>> start

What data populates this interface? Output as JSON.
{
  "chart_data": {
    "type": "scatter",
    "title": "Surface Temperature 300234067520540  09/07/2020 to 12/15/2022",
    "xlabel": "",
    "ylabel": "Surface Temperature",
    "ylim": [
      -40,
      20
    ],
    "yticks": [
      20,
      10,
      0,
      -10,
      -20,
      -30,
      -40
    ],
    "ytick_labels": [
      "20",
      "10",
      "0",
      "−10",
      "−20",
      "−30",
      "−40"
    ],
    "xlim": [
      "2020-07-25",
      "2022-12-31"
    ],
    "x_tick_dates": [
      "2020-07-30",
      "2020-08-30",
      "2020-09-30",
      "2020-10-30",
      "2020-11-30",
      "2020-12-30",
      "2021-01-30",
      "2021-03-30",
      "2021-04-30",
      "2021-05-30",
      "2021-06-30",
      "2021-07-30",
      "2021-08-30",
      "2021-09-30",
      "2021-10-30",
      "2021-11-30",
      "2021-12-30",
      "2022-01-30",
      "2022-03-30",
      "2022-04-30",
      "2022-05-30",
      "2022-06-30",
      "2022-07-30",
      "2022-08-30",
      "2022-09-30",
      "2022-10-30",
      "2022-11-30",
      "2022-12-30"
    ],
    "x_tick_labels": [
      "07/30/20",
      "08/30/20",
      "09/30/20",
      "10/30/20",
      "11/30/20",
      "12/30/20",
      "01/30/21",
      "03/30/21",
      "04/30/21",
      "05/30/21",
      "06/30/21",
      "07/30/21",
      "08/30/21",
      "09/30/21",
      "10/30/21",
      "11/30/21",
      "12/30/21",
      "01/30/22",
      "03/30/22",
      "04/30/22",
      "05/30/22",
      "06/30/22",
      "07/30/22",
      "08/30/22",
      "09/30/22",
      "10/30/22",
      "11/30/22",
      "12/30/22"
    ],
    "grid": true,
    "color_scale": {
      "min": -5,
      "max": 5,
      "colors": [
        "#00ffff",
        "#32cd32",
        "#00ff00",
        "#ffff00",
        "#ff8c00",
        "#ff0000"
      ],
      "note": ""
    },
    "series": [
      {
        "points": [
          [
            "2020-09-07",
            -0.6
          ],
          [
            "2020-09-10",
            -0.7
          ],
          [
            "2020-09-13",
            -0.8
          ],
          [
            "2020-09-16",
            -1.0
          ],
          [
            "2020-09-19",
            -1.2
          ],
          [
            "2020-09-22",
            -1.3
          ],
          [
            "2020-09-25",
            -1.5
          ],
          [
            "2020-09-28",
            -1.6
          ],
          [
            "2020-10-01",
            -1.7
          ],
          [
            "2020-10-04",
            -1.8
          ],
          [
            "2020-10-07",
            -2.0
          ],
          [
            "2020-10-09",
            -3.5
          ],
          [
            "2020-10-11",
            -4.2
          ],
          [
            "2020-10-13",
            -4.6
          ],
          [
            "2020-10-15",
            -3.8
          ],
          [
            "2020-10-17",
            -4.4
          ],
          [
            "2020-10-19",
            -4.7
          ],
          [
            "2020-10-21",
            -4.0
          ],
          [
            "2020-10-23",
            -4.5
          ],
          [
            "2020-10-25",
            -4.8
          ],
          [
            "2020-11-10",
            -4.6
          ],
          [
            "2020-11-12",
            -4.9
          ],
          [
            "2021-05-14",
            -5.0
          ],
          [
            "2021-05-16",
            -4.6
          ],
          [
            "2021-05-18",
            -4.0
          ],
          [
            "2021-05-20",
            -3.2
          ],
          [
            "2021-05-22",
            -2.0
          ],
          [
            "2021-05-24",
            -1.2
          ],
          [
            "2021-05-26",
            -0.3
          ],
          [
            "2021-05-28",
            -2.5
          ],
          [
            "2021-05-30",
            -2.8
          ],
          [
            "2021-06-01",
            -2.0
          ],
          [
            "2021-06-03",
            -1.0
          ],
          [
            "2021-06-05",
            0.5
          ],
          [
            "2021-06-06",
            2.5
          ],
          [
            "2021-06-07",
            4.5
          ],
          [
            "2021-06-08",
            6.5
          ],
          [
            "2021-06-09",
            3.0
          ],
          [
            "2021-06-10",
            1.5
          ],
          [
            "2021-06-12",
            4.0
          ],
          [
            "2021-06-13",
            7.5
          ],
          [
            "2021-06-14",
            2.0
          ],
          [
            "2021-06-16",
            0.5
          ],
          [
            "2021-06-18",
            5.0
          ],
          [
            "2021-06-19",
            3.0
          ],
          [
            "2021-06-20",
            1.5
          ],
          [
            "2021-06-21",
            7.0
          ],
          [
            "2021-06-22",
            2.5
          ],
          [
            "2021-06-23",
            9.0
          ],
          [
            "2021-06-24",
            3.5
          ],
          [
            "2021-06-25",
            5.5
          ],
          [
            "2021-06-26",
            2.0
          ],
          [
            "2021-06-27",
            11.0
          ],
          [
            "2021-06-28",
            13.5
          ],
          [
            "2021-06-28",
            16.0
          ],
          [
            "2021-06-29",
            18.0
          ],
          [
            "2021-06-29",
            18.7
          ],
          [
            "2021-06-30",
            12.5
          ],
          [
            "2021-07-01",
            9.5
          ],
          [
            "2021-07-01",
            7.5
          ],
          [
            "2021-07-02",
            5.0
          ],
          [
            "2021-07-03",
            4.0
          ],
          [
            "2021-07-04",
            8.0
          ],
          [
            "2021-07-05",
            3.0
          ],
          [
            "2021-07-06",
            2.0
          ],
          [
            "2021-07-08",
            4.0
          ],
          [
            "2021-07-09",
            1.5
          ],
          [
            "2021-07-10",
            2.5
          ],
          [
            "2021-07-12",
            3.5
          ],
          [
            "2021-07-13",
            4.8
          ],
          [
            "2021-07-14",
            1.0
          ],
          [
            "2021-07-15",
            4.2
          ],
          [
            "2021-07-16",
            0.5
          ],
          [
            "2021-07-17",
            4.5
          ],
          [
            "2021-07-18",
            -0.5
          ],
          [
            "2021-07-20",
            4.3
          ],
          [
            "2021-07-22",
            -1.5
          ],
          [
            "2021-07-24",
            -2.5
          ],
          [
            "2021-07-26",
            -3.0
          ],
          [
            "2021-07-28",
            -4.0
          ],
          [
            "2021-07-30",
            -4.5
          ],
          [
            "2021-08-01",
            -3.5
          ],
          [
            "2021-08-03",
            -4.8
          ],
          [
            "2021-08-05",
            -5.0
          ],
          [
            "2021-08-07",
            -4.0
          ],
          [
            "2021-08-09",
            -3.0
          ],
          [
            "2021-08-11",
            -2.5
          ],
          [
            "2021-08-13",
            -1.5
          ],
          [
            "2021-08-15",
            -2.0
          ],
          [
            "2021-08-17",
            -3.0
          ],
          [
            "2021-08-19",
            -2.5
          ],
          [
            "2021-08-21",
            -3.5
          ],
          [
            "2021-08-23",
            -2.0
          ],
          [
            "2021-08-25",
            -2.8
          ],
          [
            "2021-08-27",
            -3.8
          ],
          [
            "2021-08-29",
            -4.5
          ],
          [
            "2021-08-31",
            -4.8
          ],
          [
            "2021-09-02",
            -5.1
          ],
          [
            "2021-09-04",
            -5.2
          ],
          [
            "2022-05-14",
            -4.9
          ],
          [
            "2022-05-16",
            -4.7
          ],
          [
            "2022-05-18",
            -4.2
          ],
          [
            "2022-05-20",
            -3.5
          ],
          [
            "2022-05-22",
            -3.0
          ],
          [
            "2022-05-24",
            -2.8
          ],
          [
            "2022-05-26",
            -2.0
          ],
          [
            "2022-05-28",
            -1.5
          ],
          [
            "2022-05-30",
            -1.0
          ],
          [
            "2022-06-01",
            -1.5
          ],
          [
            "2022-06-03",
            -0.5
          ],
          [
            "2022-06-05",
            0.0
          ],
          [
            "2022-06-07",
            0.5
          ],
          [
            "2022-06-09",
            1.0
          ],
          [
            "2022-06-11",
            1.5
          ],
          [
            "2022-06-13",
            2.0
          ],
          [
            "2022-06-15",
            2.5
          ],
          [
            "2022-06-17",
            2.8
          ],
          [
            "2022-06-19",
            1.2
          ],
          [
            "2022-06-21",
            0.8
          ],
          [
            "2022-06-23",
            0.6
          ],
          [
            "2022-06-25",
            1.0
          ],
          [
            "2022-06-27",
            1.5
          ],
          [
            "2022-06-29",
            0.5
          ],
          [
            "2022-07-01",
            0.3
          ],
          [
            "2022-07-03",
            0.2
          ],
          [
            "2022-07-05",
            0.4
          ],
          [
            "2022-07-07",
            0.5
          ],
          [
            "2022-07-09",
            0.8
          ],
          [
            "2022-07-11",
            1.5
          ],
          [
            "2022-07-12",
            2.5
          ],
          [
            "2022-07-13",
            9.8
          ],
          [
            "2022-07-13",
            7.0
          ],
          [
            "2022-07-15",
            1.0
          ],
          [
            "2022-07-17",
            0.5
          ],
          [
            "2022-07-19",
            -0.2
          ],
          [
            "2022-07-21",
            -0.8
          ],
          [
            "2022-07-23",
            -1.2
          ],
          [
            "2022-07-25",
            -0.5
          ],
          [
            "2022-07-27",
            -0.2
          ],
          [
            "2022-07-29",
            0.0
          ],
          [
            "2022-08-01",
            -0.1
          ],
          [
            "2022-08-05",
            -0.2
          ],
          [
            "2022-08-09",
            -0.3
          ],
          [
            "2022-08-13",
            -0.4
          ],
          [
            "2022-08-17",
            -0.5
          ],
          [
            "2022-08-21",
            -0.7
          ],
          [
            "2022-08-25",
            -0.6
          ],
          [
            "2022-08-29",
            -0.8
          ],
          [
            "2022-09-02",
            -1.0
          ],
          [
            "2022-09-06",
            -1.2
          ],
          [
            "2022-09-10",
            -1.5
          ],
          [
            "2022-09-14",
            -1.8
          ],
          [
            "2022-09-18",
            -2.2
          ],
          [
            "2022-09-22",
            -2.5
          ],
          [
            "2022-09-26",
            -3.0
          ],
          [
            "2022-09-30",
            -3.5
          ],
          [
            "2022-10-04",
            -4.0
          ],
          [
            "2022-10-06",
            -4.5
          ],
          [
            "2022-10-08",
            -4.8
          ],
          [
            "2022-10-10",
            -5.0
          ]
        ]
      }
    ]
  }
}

>> end

=== Your goal ===
Copy out every line where the word "Surface" occurs.

=== Full response ===
    "title": "Surface Temperature 300234067520540  09/07/2020 to 12/15/2022",
    "ylabel": "Surface Temperature",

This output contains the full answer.